EXERCISE INSTRUCTIONS - In the listing that follows, count every line with the word "العلماء" in it and write only the total.
****************************************
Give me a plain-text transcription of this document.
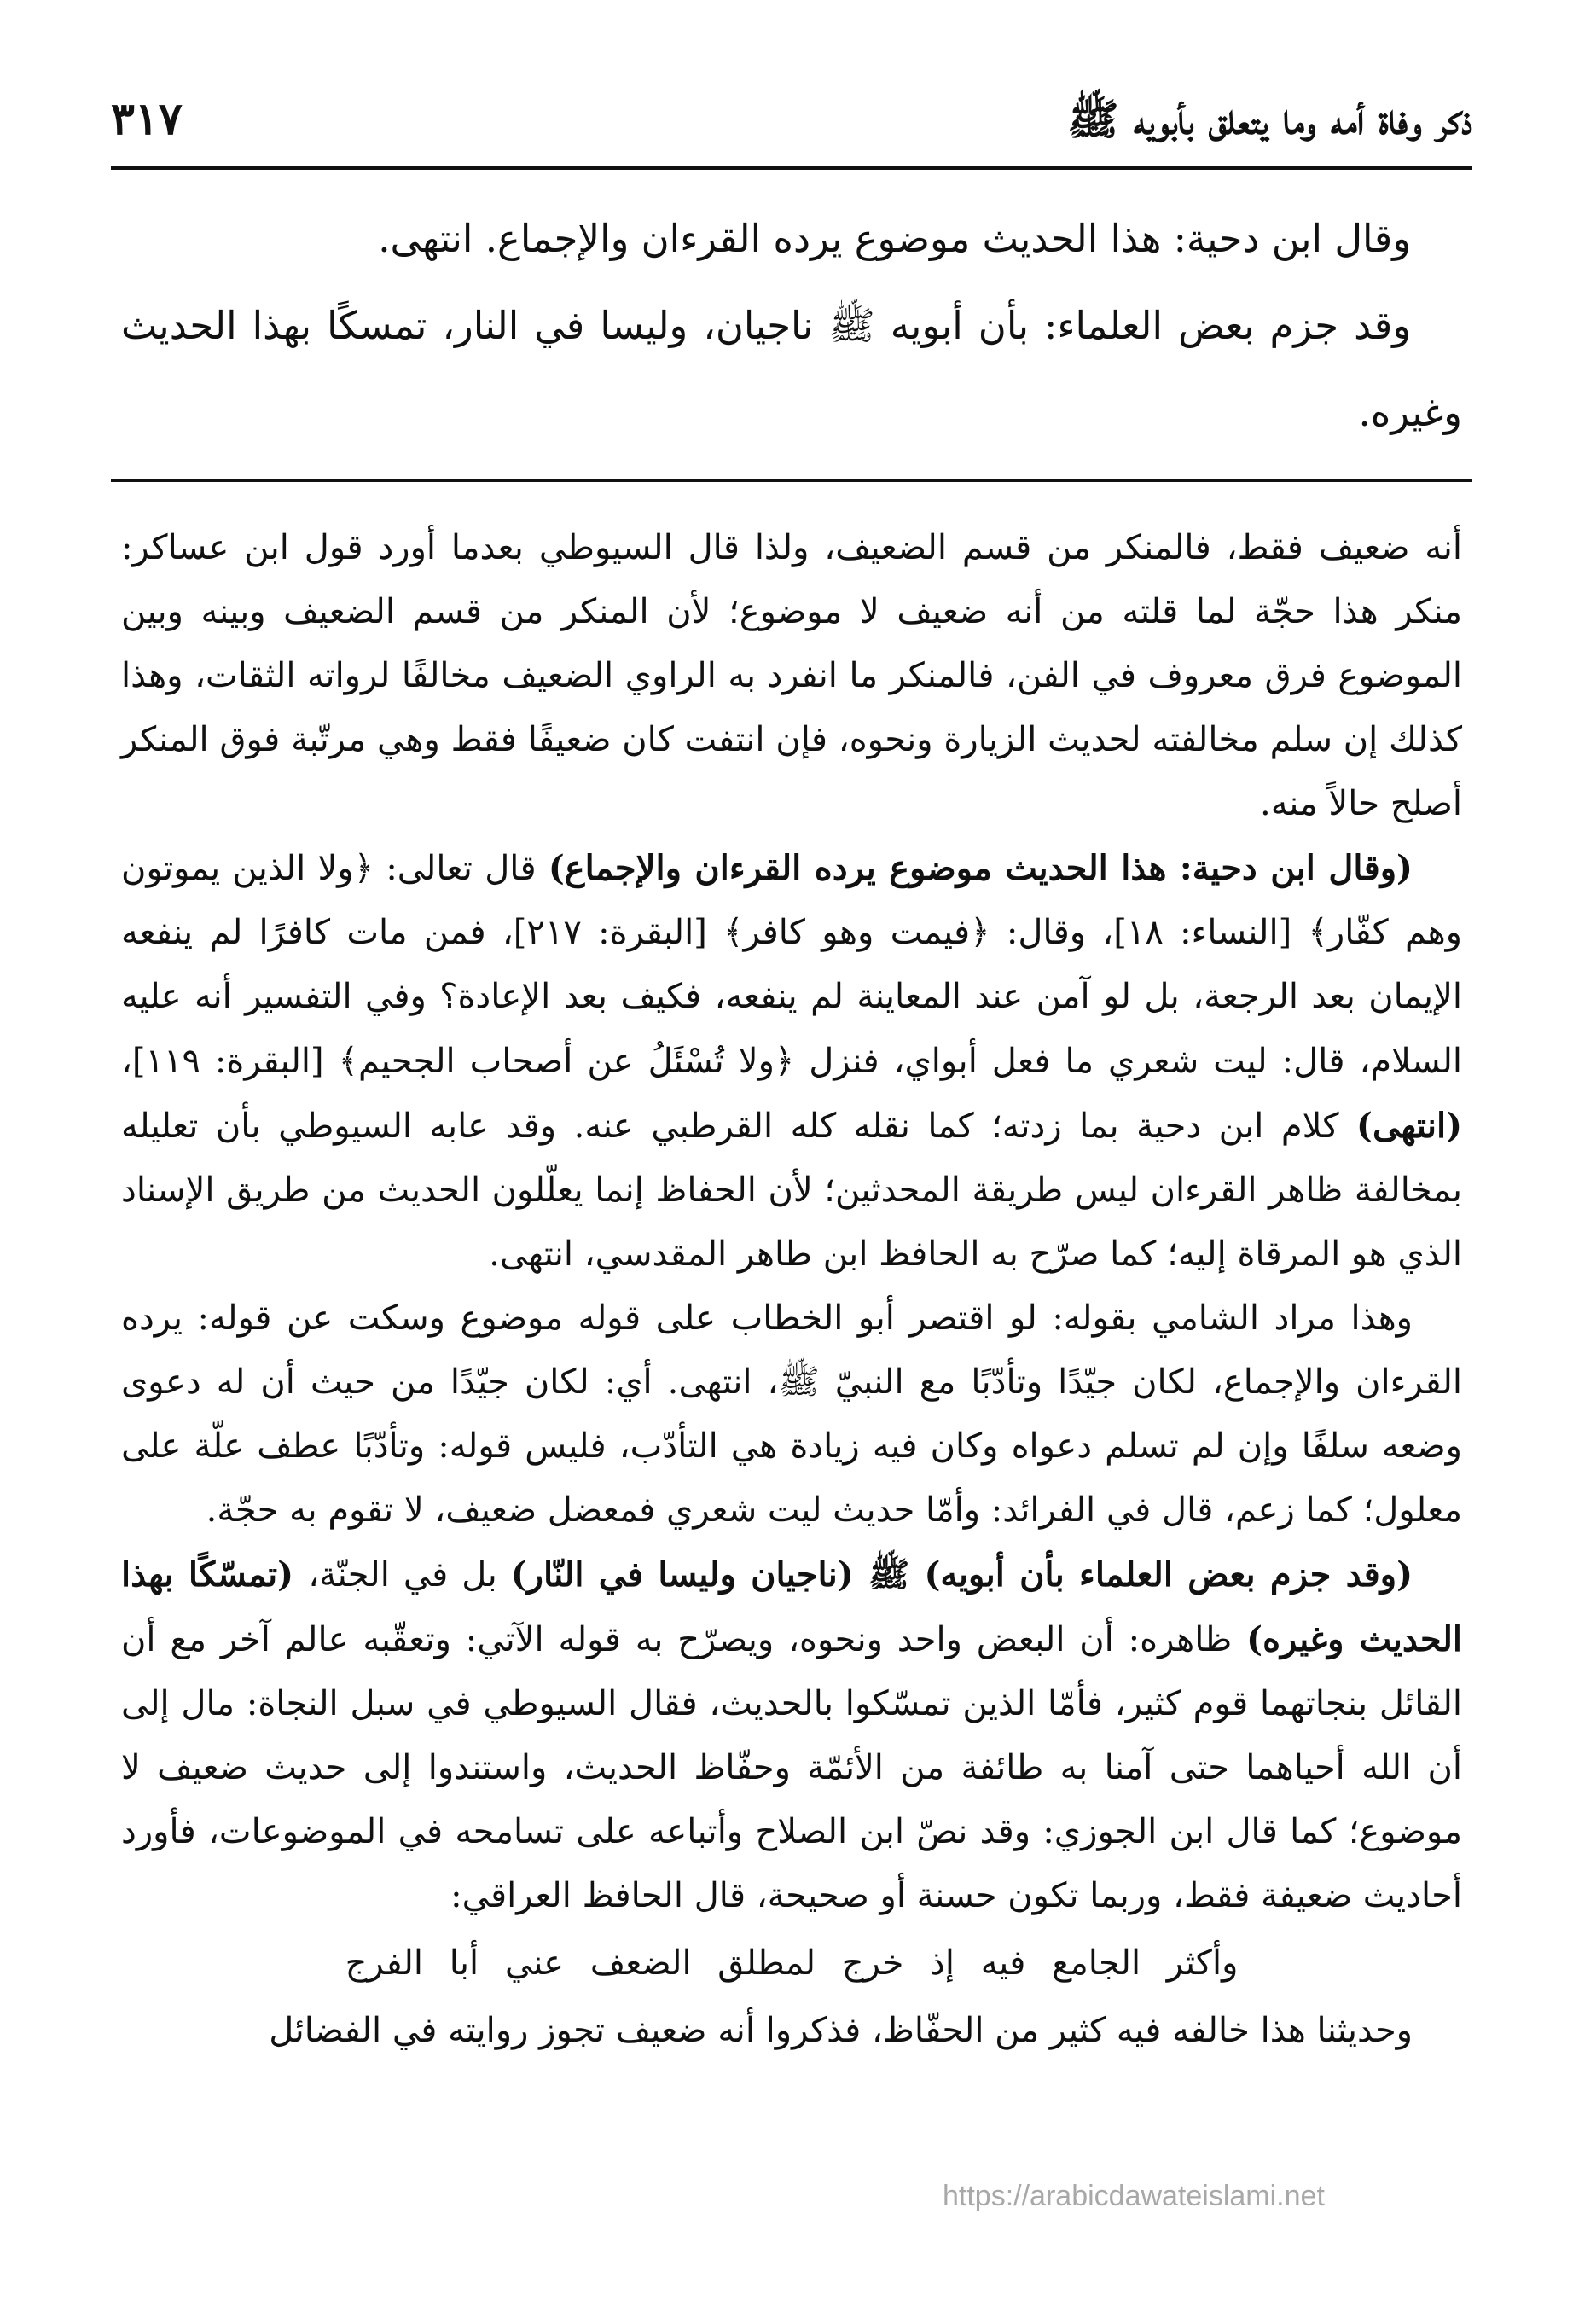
ذكر وفاة أمه وما يتعلق بأبويه ﷺ
٣١٧

وقال ابن دحية: هذا الحديث موضوع يرده القرءان والإجماع. انتهى.

وقد جزم بعض العلماء: بأن أبويه ﷺ ناجيان، وليسا في النار، تمسكًا بهذا الحديث وغيره.

أنه ضعيف فقط، فالمنكر من قسم الضعيف، ولذا قال السيوطي بعدما أورد قول ابن عساكر: منكر هذا حجّة لما قلته من أنه ضعيف لا موضوع؛ لأن المنكر من قسم الضعيف وبينه وبين الموضوع فرق معروف في الفن، فالمنكر ما انفرد به الراوي الضعيف مخالفًا لرواته الثقات، وهذا كذلك إن سلم مخالفته لحديث الزيارة ونحوه، فإن انتفت كان ضعيفًا فقط وهي مرتّبة فوق المنكر أصلح حالاً منه.

(وقال ابن دحية: هذا الحديث موضوع يرده القرءان والإجماع) قال تعالى: ﴿ولا الذين يموتون وهم كفّار﴾ [النساء: ١٨]، وقال: ﴿فيمت وهو كافر﴾ [البقرة: ٢١٧]، فمن مات كافرًا لم ينفعه الإيمان بعد الرجعة، بل لو آمن عند المعاينة لم ينفعه، فكيف بعد الإعادة؟ وفي التفسير أنه عليه السلام، قال: ليت شعري ما فعل أبواي، فنزل ﴿ولا تُسْئَلُ عن أصحاب الجحيم﴾ [البقرة: ١١٩]، (انتهى) كلام ابن دحية بما زدته؛ كما نقله كله القرطبي عنه. وقد عابه السيوطي بأن تعليله بمخالفة ظاهر القرءان ليس طريقة المحدثين؛ لأن الحفاظ إنما يعلّلون الحديث من طريق الإسناد الذي هو المرقاة إليه؛ كما صرّح به الحافظ ابن طاهر المقدسي، انتهى.

وهذا مراد الشامي بقوله: لو اقتصر أبو الخطاب على قوله موضوع وسكت عن قوله: يرده القرءان والإجماع، لكان جيّدًا وتأدّبًا مع النبيّ ﷺ، انتهى. أي: لكان جيّدًا من حيث أن له دعوى وضعه سلفًا وإن لم تسلم دعواه وكان فيه زيادة هي التأدّب، فليس قوله: وتأدّبًا عطف علّة على معلول؛ كما زعم، قال في الفرائد: وأمّا حديث ليت شعري فمعضل ضعيف، لا تقوم به حجّة.

(وقد جزم بعض العلماء بأن أبويه) ﷺ (ناجيان وليسا في النّار) بل في الجنّة، (تمسّكًا بهذا الحديث وغيره) ظاهره: أن البعض واحد ونحوه، ويصرّح به قوله الآتي: وتعقّبه عالم آخر مع أن القائل بنجاتهما قوم كثير، فأمّا الذين تمسّكوا بالحديث، فقال السيوطي في سبل النجاة: مال إلى أن الله أحياهما حتى آمنا به طائفة من الأئمّة وحفّاظ الحديث، واستندوا إلى حديث ضعيف لا موضوع؛ كما قال ابن الجوزي: وقد نصّ ابن الصلاح وأتباعه على تسامحه في الموضوعات، فأورد أحاديث ضعيفة فقط، وربما تكون حسنة أو صحيحة، قال الحافظ العراقي:

وأكثر الجامع فيه إذ خرج لمطلق الضعف عني أبا الفرج

وحديثنا هذا خالفه فيه كثير من الحفّاظ، فذكروا أنه ضعيف تجوز روايته في الفضائل

https://arabicdawateislami.net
****************************************
RESULT OF THIS TASK - 2